WRITTEN REQUEST
Please turn every line of the listings below into one numbered list. Skip blank lines and leave out the pictures.

(Some listings)
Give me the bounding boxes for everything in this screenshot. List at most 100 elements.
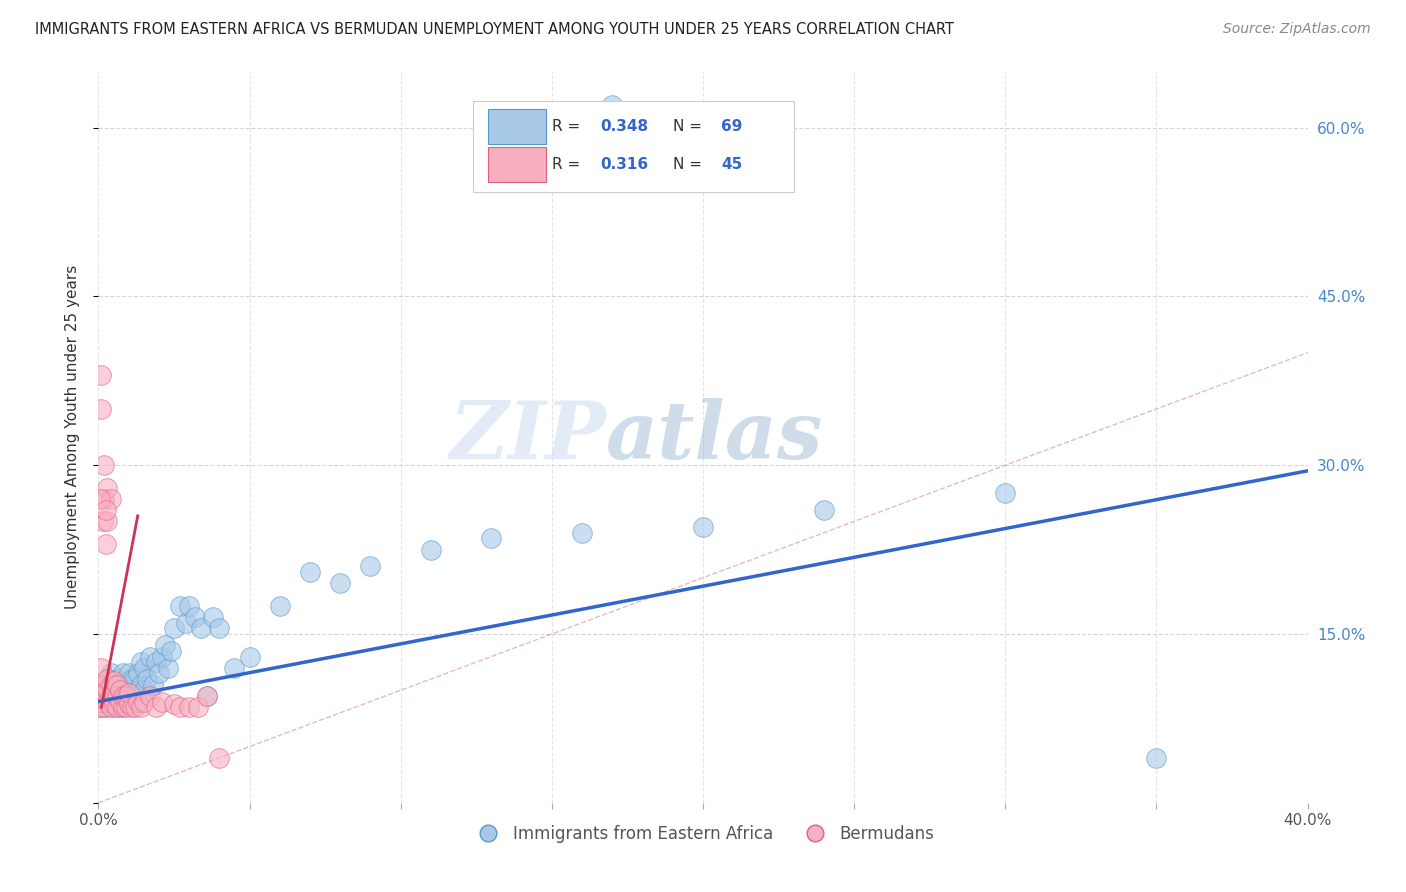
Point bbox=[93, 689, 115, 703]
Point bbox=[111, 683, 134, 698]
Point bbox=[208, 751, 231, 765]
Point bbox=[145, 655, 167, 669]
Point bbox=[135, 672, 157, 686]
Point bbox=[121, 672, 143, 686]
Point bbox=[108, 683, 131, 698]
Point bbox=[96, 515, 118, 529]
Point bbox=[94, 537, 117, 551]
Point bbox=[163, 621, 186, 635]
Point bbox=[239, 649, 262, 664]
Point bbox=[118, 685, 141, 699]
Point bbox=[195, 689, 218, 703]
Point bbox=[108, 689, 131, 703]
FancyBboxPatch shape bbox=[488, 146, 546, 182]
Point bbox=[156, 661, 179, 675]
Point bbox=[96, 689, 118, 703]
Point bbox=[692, 520, 714, 534]
Point bbox=[118, 678, 141, 692]
Text: R =: R = bbox=[551, 119, 585, 134]
Point bbox=[91, 515, 114, 529]
Point bbox=[103, 685, 125, 699]
Point bbox=[299, 565, 322, 579]
Text: N =: N = bbox=[672, 119, 707, 134]
Point bbox=[160, 644, 183, 658]
Point bbox=[169, 599, 191, 613]
Point bbox=[93, 683, 115, 698]
Point bbox=[105, 700, 128, 714]
Point bbox=[208, 621, 231, 635]
Point bbox=[105, 689, 128, 703]
Point bbox=[420, 542, 443, 557]
Point bbox=[108, 700, 131, 714]
Point bbox=[184, 610, 207, 624]
Point bbox=[179, 700, 201, 714]
FancyBboxPatch shape bbox=[474, 101, 793, 192]
Point bbox=[94, 503, 117, 517]
Point bbox=[118, 694, 141, 708]
Point bbox=[105, 678, 128, 692]
Point bbox=[129, 655, 152, 669]
Point bbox=[108, 678, 131, 692]
Point bbox=[163, 697, 186, 711]
Point bbox=[93, 700, 115, 714]
Point bbox=[89, 683, 111, 698]
Point bbox=[129, 678, 152, 692]
Point bbox=[90, 661, 112, 675]
Point bbox=[103, 700, 125, 714]
Point bbox=[118, 697, 141, 711]
Point bbox=[100, 491, 122, 506]
Point bbox=[124, 700, 146, 714]
Point bbox=[96, 700, 118, 714]
Point bbox=[187, 700, 209, 714]
Point bbox=[105, 672, 128, 686]
Point bbox=[190, 621, 212, 635]
Point bbox=[121, 700, 143, 714]
Point bbox=[129, 700, 152, 714]
Text: IMMIGRANTS FROM EASTERN AFRICA VS BERMUDAN UNEMPLOYMENT AMONG YOUTH UNDER 25 YEA: IMMIGRANTS FROM EASTERN AFRICA VS BERMUD… bbox=[35, 22, 955, 37]
Text: 0.348: 0.348 bbox=[600, 119, 648, 134]
Point bbox=[118, 666, 141, 681]
Point bbox=[150, 694, 173, 708]
Point bbox=[1144, 751, 1167, 765]
Point bbox=[90, 689, 112, 703]
Point bbox=[93, 678, 115, 692]
Point bbox=[132, 683, 155, 698]
Point bbox=[93, 458, 115, 473]
Point bbox=[481, 532, 503, 546]
Point bbox=[93, 491, 115, 506]
FancyBboxPatch shape bbox=[488, 109, 546, 144]
Legend: Immigrants from Eastern Africa, Bermudans: Immigrants from Eastern Africa, Bermudan… bbox=[464, 818, 942, 849]
Point bbox=[100, 689, 122, 703]
Point bbox=[127, 683, 149, 698]
Text: N =: N = bbox=[672, 157, 707, 172]
Point bbox=[132, 694, 155, 708]
Point bbox=[174, 615, 197, 630]
Point bbox=[127, 666, 149, 681]
Point bbox=[169, 700, 191, 714]
Point bbox=[100, 694, 122, 708]
Text: atlas: atlas bbox=[606, 399, 824, 475]
Point bbox=[100, 700, 122, 714]
Point bbox=[111, 694, 134, 708]
Point bbox=[145, 700, 167, 714]
Point bbox=[813, 503, 835, 517]
Point bbox=[90, 700, 112, 714]
Point bbox=[105, 694, 128, 708]
Point bbox=[202, 610, 225, 624]
Point bbox=[360, 559, 382, 574]
Point bbox=[89, 491, 111, 506]
Point bbox=[132, 661, 155, 675]
Point bbox=[224, 661, 246, 675]
Text: 45: 45 bbox=[721, 157, 742, 172]
Point bbox=[89, 694, 111, 708]
Point bbox=[100, 666, 122, 681]
Point bbox=[90, 678, 112, 692]
Point bbox=[105, 683, 128, 698]
Text: ZIP: ZIP bbox=[450, 399, 606, 475]
Point bbox=[153, 638, 176, 652]
Point bbox=[103, 678, 125, 692]
Point bbox=[89, 700, 111, 714]
Point bbox=[269, 599, 291, 613]
Point bbox=[96, 672, 118, 686]
Point bbox=[96, 694, 118, 708]
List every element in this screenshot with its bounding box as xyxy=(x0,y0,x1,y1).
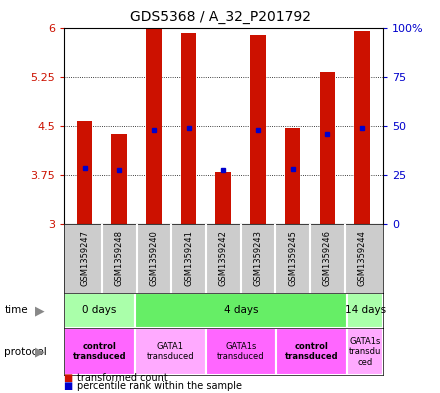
Text: GSM1359243: GSM1359243 xyxy=(253,230,263,286)
Text: percentile rank within the sample: percentile rank within the sample xyxy=(77,381,242,391)
Text: GSM1359246: GSM1359246 xyxy=(323,230,332,286)
Text: 0 days: 0 days xyxy=(82,305,117,316)
Bar xyxy=(77,121,92,224)
Text: GSM1359241: GSM1359241 xyxy=(184,230,193,286)
Text: ▶: ▶ xyxy=(35,345,44,358)
Bar xyxy=(64,293,135,328)
Text: ▶: ▶ xyxy=(35,304,44,317)
Text: protocol: protocol xyxy=(4,347,47,357)
Bar xyxy=(64,328,135,375)
Bar xyxy=(205,328,276,375)
Text: time: time xyxy=(4,305,28,316)
Bar xyxy=(285,128,301,224)
Text: GSM1359245: GSM1359245 xyxy=(288,230,297,286)
Bar xyxy=(347,328,383,375)
Text: ■: ■ xyxy=(64,381,76,391)
Text: GATA1s
transdu
ced: GATA1s transdu ced xyxy=(349,337,381,367)
Text: GSM1359240: GSM1359240 xyxy=(150,230,158,286)
Text: 14 days: 14 days xyxy=(345,305,385,316)
Bar xyxy=(216,172,231,224)
Text: control
transduced: control transduced xyxy=(73,342,126,362)
Bar xyxy=(276,328,347,375)
Text: 4 days: 4 days xyxy=(224,305,258,316)
Text: GATA1
transduced: GATA1 transduced xyxy=(147,342,194,362)
Bar xyxy=(347,293,383,328)
Bar xyxy=(319,72,335,224)
Bar xyxy=(135,293,347,328)
Text: transformed count: transformed count xyxy=(77,373,168,383)
Text: GSM1359242: GSM1359242 xyxy=(219,230,228,286)
Text: control
transduced: control transduced xyxy=(285,342,339,362)
Text: GSM1359247: GSM1359247 xyxy=(80,230,89,286)
Text: GSM1359248: GSM1359248 xyxy=(115,230,124,286)
Text: ■: ■ xyxy=(64,373,76,383)
Text: GATA1s
transduced: GATA1s transduced xyxy=(217,342,265,362)
Bar xyxy=(135,328,205,375)
Bar xyxy=(181,33,196,224)
Bar xyxy=(146,29,162,224)
Bar xyxy=(250,35,266,224)
Text: GDS5368 / A_32_P201792: GDS5368 / A_32_P201792 xyxy=(129,10,311,24)
Bar xyxy=(354,31,370,224)
Text: GSM1359244: GSM1359244 xyxy=(357,230,367,286)
Bar xyxy=(111,134,127,224)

EXERCISE RESULT
1. Give me the bounding boxes for everything in this screenshot. List at most 100 elements.
2. Point bbox=[93, 689, 115, 703]
3. Point bbox=[111, 683, 134, 698]
4. Point bbox=[208, 751, 231, 765]
5. Point bbox=[145, 655, 167, 669]
6. Point bbox=[135, 672, 157, 686]
7. Point bbox=[121, 672, 143, 686]
8. Point bbox=[108, 683, 131, 698]
9. Point bbox=[96, 515, 118, 529]
10. Point bbox=[94, 537, 117, 551]
11. Point bbox=[163, 621, 186, 635]
12. Point bbox=[239, 649, 262, 664]
13. Point bbox=[118, 685, 141, 699]
14. Point bbox=[195, 689, 218, 703]
15. Point bbox=[108, 689, 131, 703]
16. FancyBboxPatch shape bbox=[488, 146, 546, 182]
17. Point bbox=[156, 661, 179, 675]
18. Point bbox=[96, 689, 118, 703]
19. Point bbox=[692, 520, 714, 534]
20. Point bbox=[118, 678, 141, 692]
21. Text: R =: R = bbox=[551, 119, 585, 134]
22. Point bbox=[91, 515, 114, 529]
23. Point bbox=[103, 685, 125, 699]
24. Point bbox=[299, 565, 322, 579]
25. Text: N =: N = bbox=[672, 119, 707, 134]
26. Point bbox=[160, 644, 183, 658]
27. Point bbox=[169, 599, 191, 613]
28. Point bbox=[93, 683, 115, 698]
29. Point bbox=[105, 700, 128, 714]
30. Point bbox=[208, 621, 231, 635]
31. Point bbox=[105, 689, 128, 703]
32. Point bbox=[420, 542, 443, 557]
33. Point bbox=[108, 700, 131, 714]
34. Point bbox=[184, 610, 207, 624]
35. Point bbox=[179, 700, 201, 714]
36. FancyBboxPatch shape bbox=[474, 101, 793, 192]
37. Point bbox=[94, 503, 117, 517]
38. Point bbox=[118, 694, 141, 708]
39. Point bbox=[105, 678, 128, 692]
40. Point bbox=[129, 655, 152, 669]
41. Point bbox=[108, 678, 131, 692]
42. Point bbox=[163, 697, 186, 711]
43. Point bbox=[93, 700, 115, 714]
44. Point bbox=[89, 683, 111, 698]
45. Point bbox=[129, 678, 152, 692]
46. Point bbox=[90, 661, 112, 675]
47. Point bbox=[103, 700, 125, 714]
48. Point bbox=[118, 697, 141, 711]
49. Point bbox=[100, 491, 122, 506]
50. Point bbox=[124, 700, 146, 714]
51. Point bbox=[96, 700, 118, 714]
52. Point bbox=[187, 700, 209, 714]
53. Point bbox=[105, 672, 128, 686]
54. Point bbox=[190, 621, 212, 635]
55. Point bbox=[121, 700, 143, 714]
56. Point bbox=[129, 700, 152, 714]
57. Text: IMMIGRANTS FROM EASTERN AFRICA VS BERMUDAN UNEMPLOYMENT AMONG YOUTH UNDER 25 YEA: IMMIGRANTS FROM EASTERN AFRICA VS BERMUD… bbox=[35, 22, 955, 37]
58. Text: 0.348: 0.348 bbox=[600, 119, 648, 134]
59. Point bbox=[118, 666, 141, 681]
60. Point bbox=[150, 694, 173, 708]
61. Point bbox=[1144, 751, 1167, 765]
62. Point bbox=[90, 689, 112, 703]
63. Point bbox=[93, 678, 115, 692]
64. Point bbox=[132, 683, 155, 698]
65. Point bbox=[93, 458, 115, 473]
66. Point bbox=[481, 532, 503, 546]
67. Point bbox=[93, 491, 115, 506]
68. FancyBboxPatch shape bbox=[488, 109, 546, 144]
69. Legend: Immigrants from Eastern Africa, Bermudans: Immigrants from Eastern Africa, Bermudan… bbox=[464, 818, 942, 849]
70. Point bbox=[100, 689, 122, 703]
71. Point bbox=[127, 683, 149, 698]
72. Text: N =: N = bbox=[672, 157, 707, 172]
73. Point bbox=[132, 694, 155, 708]
74. Point bbox=[174, 615, 197, 630]
75. Point bbox=[127, 666, 149, 681]
76. Point bbox=[169, 700, 191, 714]
77. Point bbox=[100, 694, 122, 708]
78. Text: atlas: atlas bbox=[606, 399, 824, 475]
79. Point bbox=[100, 700, 122, 714]
80. Point bbox=[111, 694, 134, 708]
81. Point bbox=[145, 700, 167, 714]
82. Point bbox=[813, 503, 835, 517]
83. Point bbox=[90, 700, 112, 714]
84. Point bbox=[105, 694, 128, 708]
85. Point bbox=[202, 610, 225, 624]
86. Point bbox=[360, 559, 382, 574]
87. Point bbox=[89, 491, 111, 506]
88. Point bbox=[132, 661, 155, 675]
89. Point bbox=[224, 661, 246, 675]
90. Text: 45: 45 bbox=[721, 157, 742, 172]
91. Point bbox=[89, 694, 111, 708]
92. Point bbox=[100, 666, 122, 681]
93. Point bbox=[90, 678, 112, 692]
94. Point bbox=[105, 683, 128, 698]
95. Text: ZIP: ZIP bbox=[450, 399, 606, 475]
96. Point bbox=[153, 638, 176, 652]
97. Point bbox=[103, 678, 125, 692]
98. Point bbox=[89, 700, 111, 714]
99. Point bbox=[269, 599, 291, 613]
100. Point bbox=[96, 672, 118, 686]
101. Point bbox=[96, 694, 118, 708]
102. List every element in this screenshot with its bounding box as xyxy=(x0,y0,x1,y1).
103. Text: GSM1359243: GSM1359243 xyxy=(253,230,263,286)
104. Text: percentile rank within the sample: percentile rank within the sample xyxy=(77,381,242,391)
105. Text: GSM1359246: GSM1359246 xyxy=(323,230,332,286)
106. Text: 0 days: 0 days xyxy=(82,305,117,316)
107. Bar xyxy=(77,121,92,224)
108. Text: GSM1359241: GSM1359241 xyxy=(184,230,193,286)
109. Text: ▶: ▶ xyxy=(35,345,44,358)
110. Bar xyxy=(64,293,135,328)
111. Text: ▶: ▶ xyxy=(35,304,44,317)
112. Text: protocol: protocol xyxy=(4,347,47,357)
113. Bar xyxy=(64,328,135,375)
114. Bar xyxy=(205,328,276,375)
115. Text: time: time xyxy=(4,305,28,316)
116. Bar xyxy=(285,128,301,224)
117. Text: GSM1359245: GSM1359245 xyxy=(288,230,297,286)
118. Bar xyxy=(347,328,383,375)
119. Text: ■: ■ xyxy=(64,381,76,391)
120. Text: GATA1s
121. transdu
122. ced: GATA1s transdu ced xyxy=(349,337,381,367)
123. Text: GSM1359240: GSM1359240 xyxy=(150,230,158,286)
124. Text: 14 days: 14 days xyxy=(345,305,385,316)
125. Bar xyxy=(216,172,231,224)
126. Text: control
127. transduced: control transduced xyxy=(73,342,126,362)
128. Bar xyxy=(276,328,347,375)
129. Text: 4 days: 4 days xyxy=(224,305,258,316)
130. Text: GATA1
131. transduced: GATA1 transduced xyxy=(147,342,194,362)
132. Bar xyxy=(347,293,383,328)
133. Bar xyxy=(319,72,335,224)
134. Bar xyxy=(135,293,347,328)
135. Text: transformed count: transformed count xyxy=(77,373,168,383)
136. Text: GSM1359242: GSM1359242 xyxy=(219,230,228,286)
137. Text: control
138. transduced: control transduced xyxy=(285,342,339,362)
139. Text: GSM1359247: GSM1359247 xyxy=(80,230,89,286)
140. Text: GSM1359248: GSM1359248 xyxy=(115,230,124,286)
141. Text: ■: ■ xyxy=(64,373,76,383)
142. Text: GATA1s
143. transduced: GATA1s transduced xyxy=(217,342,265,362)
144. Bar xyxy=(135,328,205,375)
145. Bar xyxy=(181,33,196,224)
146. Bar xyxy=(146,29,162,224)
147. Bar xyxy=(250,35,266,224)
148. Text: GDS5368 / A_32_P201792: GDS5368 / A_32_P201792 xyxy=(129,10,311,24)
149. Bar xyxy=(354,31,370,224)
150. Text: GSM1359244: GSM1359244 xyxy=(357,230,367,286)
151. Bar xyxy=(111,134,127,224)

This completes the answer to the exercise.